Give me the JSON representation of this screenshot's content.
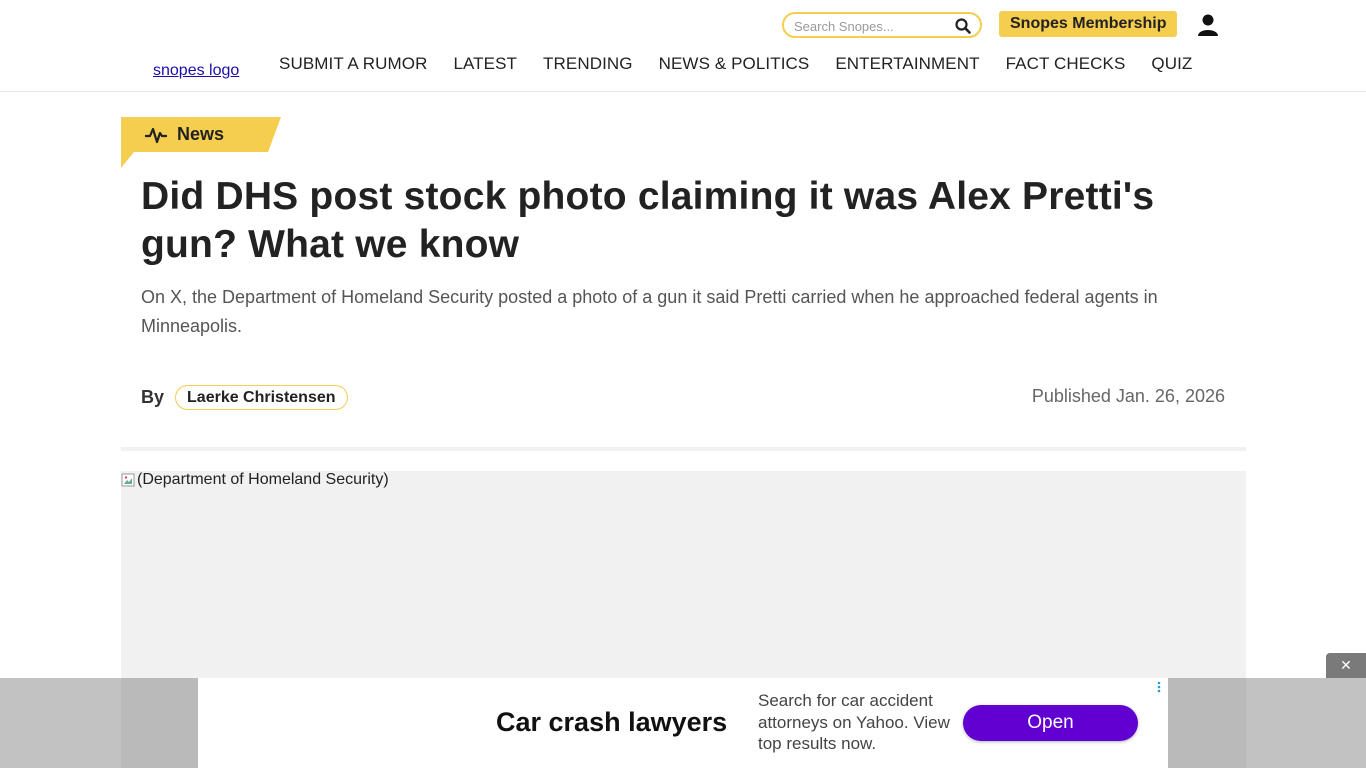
{
  "header": {
    "search": {
      "placeholder": "Search Snopes..."
    },
    "membership_label": "Snopes Membership",
    "logo_alt": "snopes logo",
    "nav": [
      "SUBMIT A RUMOR",
      "LATEST",
      "TRENDING",
      "NEWS & POLITICS",
      "ENTERTAINMENT",
      "FACT CHECKS",
      "QUIZ"
    ]
  },
  "article": {
    "category": "News",
    "title": "Did DHS post stock photo claiming it was Alex Pretti's gun? What we know",
    "subtitle": "On X, the Department of Homeland Security posted a photo of a gun it said Pretti carried when he approached federal agents in Minneapolis.",
    "by_label": "By",
    "author": "Laerke Christensen",
    "published": "Published Jan. 26, 2026",
    "hero_alt": "(Department of Homeland Security)"
  },
  "ad": {
    "close_label": "✕",
    "headline": "Car crash lawyers",
    "body": "Search for car accident attorneys on Yahoo. View top results now.",
    "cta": "Open"
  },
  "colors": {
    "accent": "#f5cd4f",
    "ad_button": "#6001d2",
    "hero_bg": "#f1f1f1"
  },
  "icons": [
    "search-icon",
    "user-icon",
    "pulse-icon",
    "broken-image-icon",
    "ad-info-icon",
    "close-icon"
  ]
}
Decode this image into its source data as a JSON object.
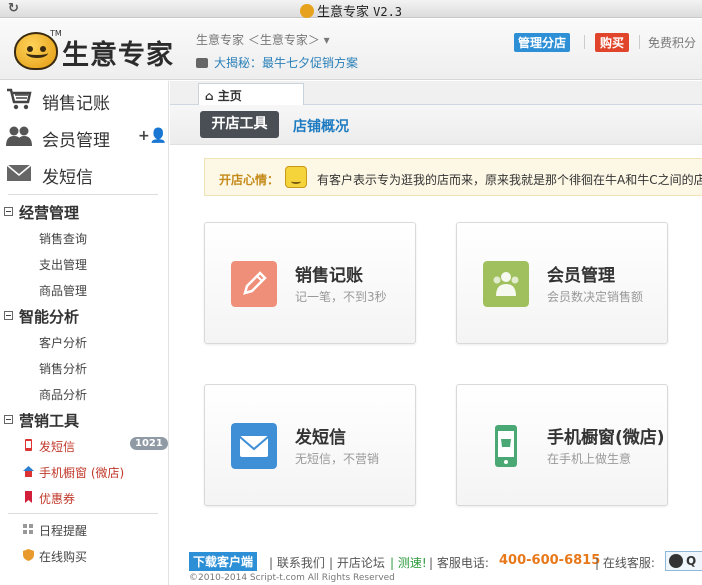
{
  "window": {
    "title": "生意专家",
    "version": "V2.3"
  },
  "header": {
    "logo_text": "生意专家",
    "logo_tm": "TM",
    "breadcrumb": "生意专家 ＜生意专家＞ ▾",
    "promo": "大揭秘：最牛七夕促销方案",
    "manage_label": "管理分店",
    "buy_label": "购买",
    "free_points": "免费积分"
  },
  "sidebar": {
    "main": [
      {
        "label": "销售记账",
        "icon": "shopping-cart-icon"
      },
      {
        "label": "会员管理",
        "icon": "members-icon",
        "action": "+👤"
      },
      {
        "label": "发短信",
        "icon": "envelope-icon"
      }
    ],
    "sections": [
      {
        "title": "经营管理",
        "items": [
          "销售查询",
          "支出管理",
          "商品管理"
        ]
      },
      {
        "title": "智能分析",
        "items": [
          "客户分析",
          "销售分析",
          "商品分析"
        ]
      },
      {
        "title": "营销工具",
        "items": [
          "发短信",
          "手机橱窗 (微店)",
          "优惠券"
        ]
      }
    ],
    "sms_badge": "1021",
    "extra": [
      "日程提醒",
      "在线购买"
    ]
  },
  "tabs": {
    "home": "主页"
  },
  "subnav": {
    "active": "开店工具",
    "other": "店铺概况"
  },
  "notice": {
    "head": "开店心情：",
    "text": "有客户表示专为逛我的店而来，原来我就是那个徘徊在牛A和牛C之间的店"
  },
  "cards": [
    {
      "title": "销售记账",
      "desc": "记一笔，不到3秒",
      "color": "#ef8f79",
      "icon": "pencil-icon"
    },
    {
      "title": "会员管理",
      "desc": "会员数决定销售额",
      "color": "#9fc05c",
      "icon": "members-icon"
    },
    {
      "title": "发短信",
      "desc": "无短信，不营销",
      "color": "#3f8fd6",
      "icon": "envelope-icon"
    },
    {
      "title": "手机橱窗(微店)",
      "desc": "在手机上做生意",
      "color": "#4aa874",
      "icon": "mobile-phone-icon"
    }
  ],
  "footer": {
    "download": "下载客户端",
    "contact": "| 联系我们",
    "forum": "| 开店论坛",
    "speed": "| 测速!",
    "tel_label": "| 客服电话:",
    "tel": "400-600-6815",
    "online": "| 在线客服:",
    "qq": "Q",
    "copyright": "©2010-2014 Script-t.com All Rights Reserved"
  }
}
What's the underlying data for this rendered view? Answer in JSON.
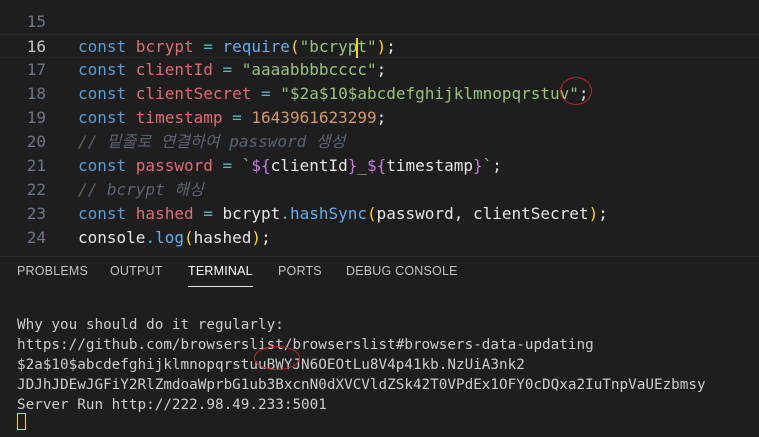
{
  "editor": {
    "lines": [
      {
        "num": "15",
        "tokens": []
      },
      {
        "num": "16",
        "active": true,
        "tokens": [
          {
            "t": "const ",
            "c": "kw2"
          },
          {
            "t": "bcrypt",
            "c": "var"
          },
          {
            "t": " = ",
            "c": "op"
          },
          {
            "t": "require",
            "c": "fn"
          },
          {
            "t": "(",
            "c": "brk"
          },
          {
            "t": "\"bcrypt\"",
            "c": "str"
          },
          {
            "t": ")",
            "c": "brk"
          },
          {
            "t": ";",
            "c": "plain"
          }
        ]
      },
      {
        "num": "17",
        "tokens": [
          {
            "t": "const ",
            "c": "kw2"
          },
          {
            "t": "clientId",
            "c": "var"
          },
          {
            "t": " = ",
            "c": "op"
          },
          {
            "t": "\"aaaabbbbcccc\"",
            "c": "str"
          },
          {
            "t": ";",
            "c": "plain"
          }
        ]
      },
      {
        "num": "18",
        "tokens": [
          {
            "t": "const ",
            "c": "kw2"
          },
          {
            "t": "clientSecret",
            "c": "var"
          },
          {
            "t": " = ",
            "c": "op"
          },
          {
            "t": "\"$2a$10$abcdefghijklmnopqrstuv\"",
            "c": "str"
          },
          {
            "t": ";",
            "c": "plain"
          }
        ]
      },
      {
        "num": "19",
        "tokens": [
          {
            "t": "const ",
            "c": "kw2"
          },
          {
            "t": "timestamp",
            "c": "var"
          },
          {
            "t": " = ",
            "c": "op"
          },
          {
            "t": "1643961623299",
            "c": "num"
          },
          {
            "t": ";",
            "c": "plain"
          }
        ]
      },
      {
        "num": "20",
        "tokens": [
          {
            "t": "// 밑줄로 연결하여 password 생성",
            "c": "cmt"
          }
        ]
      },
      {
        "num": "21",
        "tokens": [
          {
            "t": "const ",
            "c": "kw2"
          },
          {
            "t": "password",
            "c": "var"
          },
          {
            "t": " = ",
            "c": "op"
          },
          {
            "t": "`",
            "c": "str"
          },
          {
            "t": "${",
            "c": "tpl"
          },
          {
            "t": "clientId",
            "c": "plain"
          },
          {
            "t": "}",
            "c": "tpl"
          },
          {
            "t": "_",
            "c": "str"
          },
          {
            "t": "${",
            "c": "tpl"
          },
          {
            "t": "timestamp",
            "c": "plain"
          },
          {
            "t": "}",
            "c": "tpl"
          },
          {
            "t": "`",
            "c": "str"
          },
          {
            "t": ";",
            "c": "plain"
          }
        ]
      },
      {
        "num": "22",
        "tokens": [
          {
            "t": "// bcrypt 해싱",
            "c": "cmt"
          }
        ]
      },
      {
        "num": "23",
        "tokens": [
          {
            "t": "const ",
            "c": "kw2"
          },
          {
            "t": "hashed",
            "c": "var"
          },
          {
            "t": " = ",
            "c": "op"
          },
          {
            "t": "bcrypt",
            "c": "plain"
          },
          {
            "t": ".",
            "c": "op"
          },
          {
            "t": "hashSync",
            "c": "fn"
          },
          {
            "t": "(",
            "c": "brk"
          },
          {
            "t": "password, clientSecret",
            "c": "plain"
          },
          {
            "t": ")",
            "c": "brk"
          },
          {
            "t": ";",
            "c": "plain"
          }
        ]
      },
      {
        "num": "24",
        "tokens": [
          {
            "t": "console",
            "c": "plain"
          },
          {
            "t": ".",
            "c": "op"
          },
          {
            "t": "log",
            "c": "fn"
          },
          {
            "t": "(",
            "c": "brk"
          },
          {
            "t": "hashed",
            "c": "plain"
          },
          {
            "t": ")",
            "c": "brk"
          },
          {
            "t": ";",
            "c": "plain"
          }
        ]
      }
    ]
  },
  "panel": {
    "tabs": [
      {
        "label": "PROBLEMS",
        "name": "tab-problems"
      },
      {
        "label": "OUTPUT",
        "name": "tab-output"
      },
      {
        "label": "TERMINAL",
        "name": "tab-terminal",
        "active": true
      },
      {
        "label": "PORTS",
        "name": "tab-ports"
      },
      {
        "label": "DEBUG CONSOLE",
        "name": "tab-debug-console"
      }
    ]
  },
  "terminal": {
    "lines": [
      "Why you should do it regularly:",
      "https://github.com/browserslist/browserslist#browsers-data-updating",
      "$2a$10$abcdefghijklmnopqrstuuBWYJN6OEOtLu8V4p41kb.NzUiA3nk2",
      "JDJhJDEwJGFiY2RlZmdoaWprbG1ub3BxcnN0dXVCVldZSk42T0VPdEx1OFY0cDQxa2IuTnpVaUEzbmsy",
      "Server Run http://222.98.49.233:5001"
    ]
  },
  "colors": {
    "background": "#1e1e1e",
    "keyword": "#569cd6",
    "variable": "#e06c75",
    "string": "#98c379",
    "number": "#d19a66",
    "annotation_circle": "#c0282d"
  }
}
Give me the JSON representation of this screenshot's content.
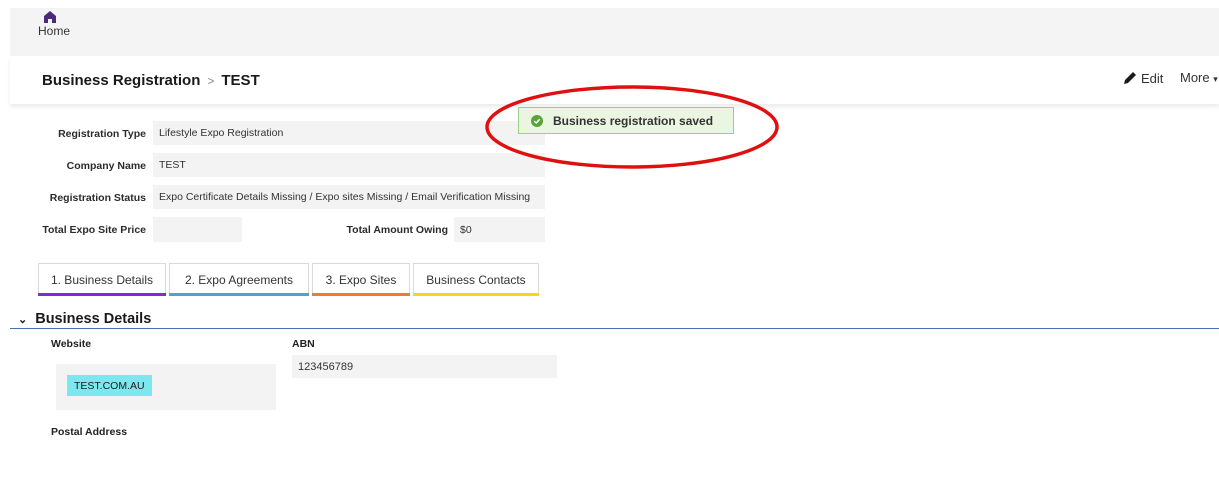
{
  "nav": {
    "home_label": "Home"
  },
  "header": {
    "breadcrumb_parent": "Business Registration",
    "breadcrumb_separator": ">",
    "breadcrumb_current": "TEST",
    "edit_label": "Edit",
    "more_label": "More"
  },
  "toast": {
    "message": "Business registration saved",
    "color": "#9ccf82"
  },
  "annotation": {
    "color": "#e01010"
  },
  "fields": {
    "registration_type": {
      "label": "Registration Type",
      "value": "Lifestyle Expo Registration"
    },
    "company_name": {
      "label": "Company Name",
      "value": "TEST"
    },
    "registration_status": {
      "label": "Registration Status",
      "value": "Expo Certificate Details Missing / Expo sites Missing / Email Verification Missing"
    },
    "total_expo_site_price": {
      "label": "Total Expo Site Price",
      "value": ""
    },
    "total_amount_owing": {
      "label": "Total Amount Owing",
      "value": "$0"
    }
  },
  "tabs": [
    {
      "label": "1. Business Details",
      "color": "#7a2fd6"
    },
    {
      "label": "2. Expo Agreements",
      "color": "#4aa3df"
    },
    {
      "label": "3. Expo Sites",
      "color": "#f07b2a"
    },
    {
      "label": "Business Contacts",
      "color": "#f0d81f"
    }
  ],
  "section": {
    "title": "Business Details",
    "website_label": "Website",
    "website_value": "TEST.COM.AU",
    "abn_label": "ABN",
    "abn_value": "123456789",
    "postal_label": "Postal Address"
  }
}
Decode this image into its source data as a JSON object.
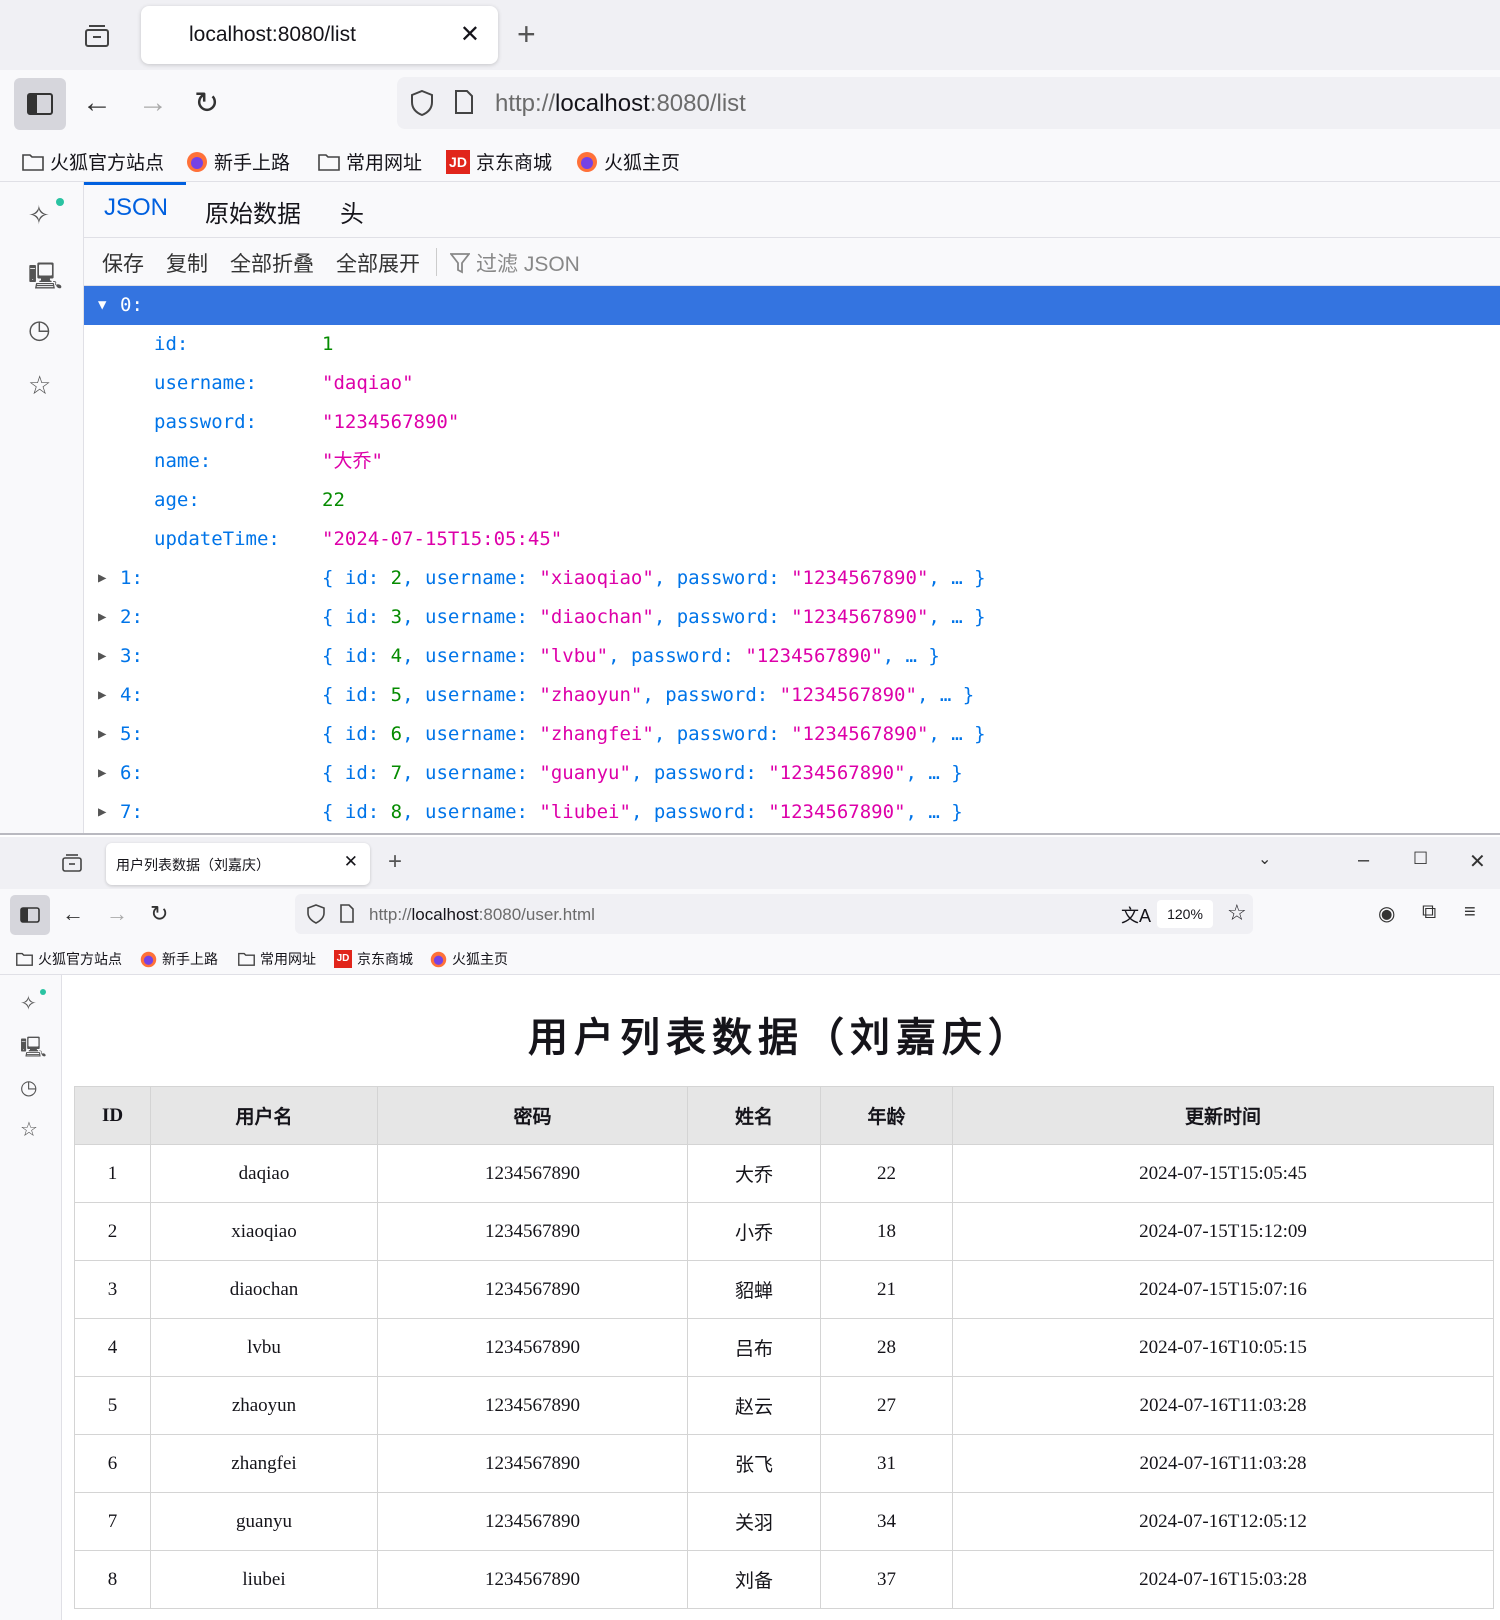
{
  "window1": {
    "tab_title": "localhost:8080/list",
    "url_prefix": "http://",
    "url_host": "localhost",
    "url_rest": ":8080/list",
    "bookmarks": [
      "火狐官方站点",
      "新手上路",
      "常用网址",
      "京东商城",
      "火狐主页"
    ],
    "viewer_tabs": [
      "JSON",
      "原始数据",
      "头"
    ],
    "toolbar": {
      "save": "保存",
      "copy": "复制",
      "collapse_all": "全部折叠",
      "expand_all": "全部展开",
      "filter": "过滤 JSON"
    },
    "expanded": {
      "key": "0:",
      "fields": [
        {
          "key": "id:",
          "value": "1",
          "type": "num"
        },
        {
          "key": "username:",
          "value": "\"daqiao\"",
          "type": "str"
        },
        {
          "key": "password:",
          "value": "\"1234567890\"",
          "type": "str"
        },
        {
          "key": "name:",
          "value": "\"大乔\"",
          "type": "str"
        },
        {
          "key": "age:",
          "value": "22",
          "type": "num"
        },
        {
          "key": "updateTime:",
          "value": "\"2024-07-15T15:05:45\"",
          "type": "str"
        }
      ]
    },
    "collapsed": [
      {
        "key": "1:",
        "id": "2",
        "username": "\"xiaoqiao\"",
        "password": "\"1234567890\""
      },
      {
        "key": "2:",
        "id": "3",
        "username": "\"diaochan\"",
        "password": "\"1234567890\""
      },
      {
        "key": "3:",
        "id": "4",
        "username": "\"lvbu\"",
        "password": "\"1234567890\""
      },
      {
        "key": "4:",
        "id": "5",
        "username": "\"zhaoyun\"",
        "password": "\"1234567890\""
      },
      {
        "key": "5:",
        "id": "6",
        "username": "\"zhangfei\"",
        "password": "\"1234567890\""
      },
      {
        "key": "6:",
        "id": "7",
        "username": "\"guanyu\"",
        "password": "\"1234567890\""
      },
      {
        "key": "7:",
        "id": "8",
        "username": "\"liubei\"",
        "password": "\"1234567890\""
      }
    ]
  },
  "window2": {
    "tab_title": "用户列表数据（刘嘉庆）",
    "url_prefix": "http://",
    "url_host": "localhost",
    "url_rest": ":8080/user.html",
    "zoom": "120%",
    "bookmarks": [
      "火狐官方站点",
      "新手上路",
      "常用网址",
      "京东商城",
      "火狐主页"
    ],
    "page_title": "用户列表数据（刘嘉庆）",
    "table": {
      "headers": [
        "ID",
        "用户名",
        "密码",
        "姓名",
        "年龄",
        "更新时间"
      ],
      "rows": [
        [
          "1",
          "daqiao",
          "1234567890",
          "大乔",
          "22",
          "2024-07-15T15:05:45"
        ],
        [
          "2",
          "xiaoqiao",
          "1234567890",
          "小乔",
          "18",
          "2024-07-15T15:12:09"
        ],
        [
          "3",
          "diaochan",
          "1234567890",
          "貂蝉",
          "21",
          "2024-07-15T15:07:16"
        ],
        [
          "4",
          "lvbu",
          "1234567890",
          "吕布",
          "28",
          "2024-07-16T10:05:15"
        ],
        [
          "5",
          "zhaoyun",
          "1234567890",
          "赵云",
          "27",
          "2024-07-16T11:03:28"
        ],
        [
          "6",
          "zhangfei",
          "1234567890",
          "张飞",
          "31",
          "2024-07-16T11:03:28"
        ],
        [
          "7",
          "guanyu",
          "1234567890",
          "关羽",
          "34",
          "2024-07-16T12:05:12"
        ],
        [
          "8",
          "liubei",
          "1234567890",
          "刘备",
          "37",
          "2024-07-16T15:03:28"
        ]
      ]
    }
  },
  "colors": {
    "accent": "#0060df",
    "selected_row": "#3474e0",
    "json_key": "#0074e8",
    "json_string": "#dd00a9",
    "json_number": "#058b00"
  }
}
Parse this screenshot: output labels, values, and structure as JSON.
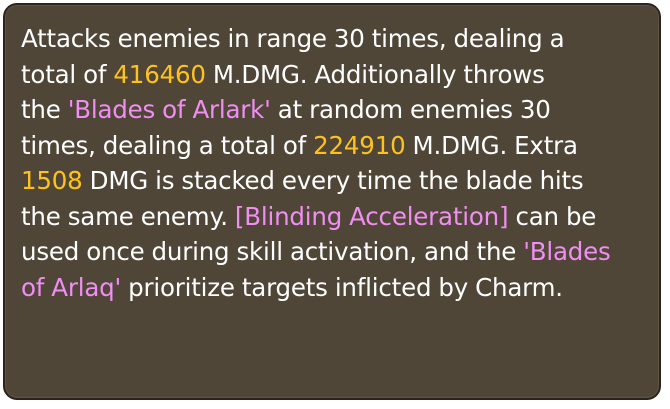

**Exercise directions**
Which lines contain "What"? Copy each of them out.

**Problem solution**
    "title": "Did DHS post stock photo claiming it was Alex Pretti's gun? What we know",
What's the underlying data for this rendered view? Answer in JSON.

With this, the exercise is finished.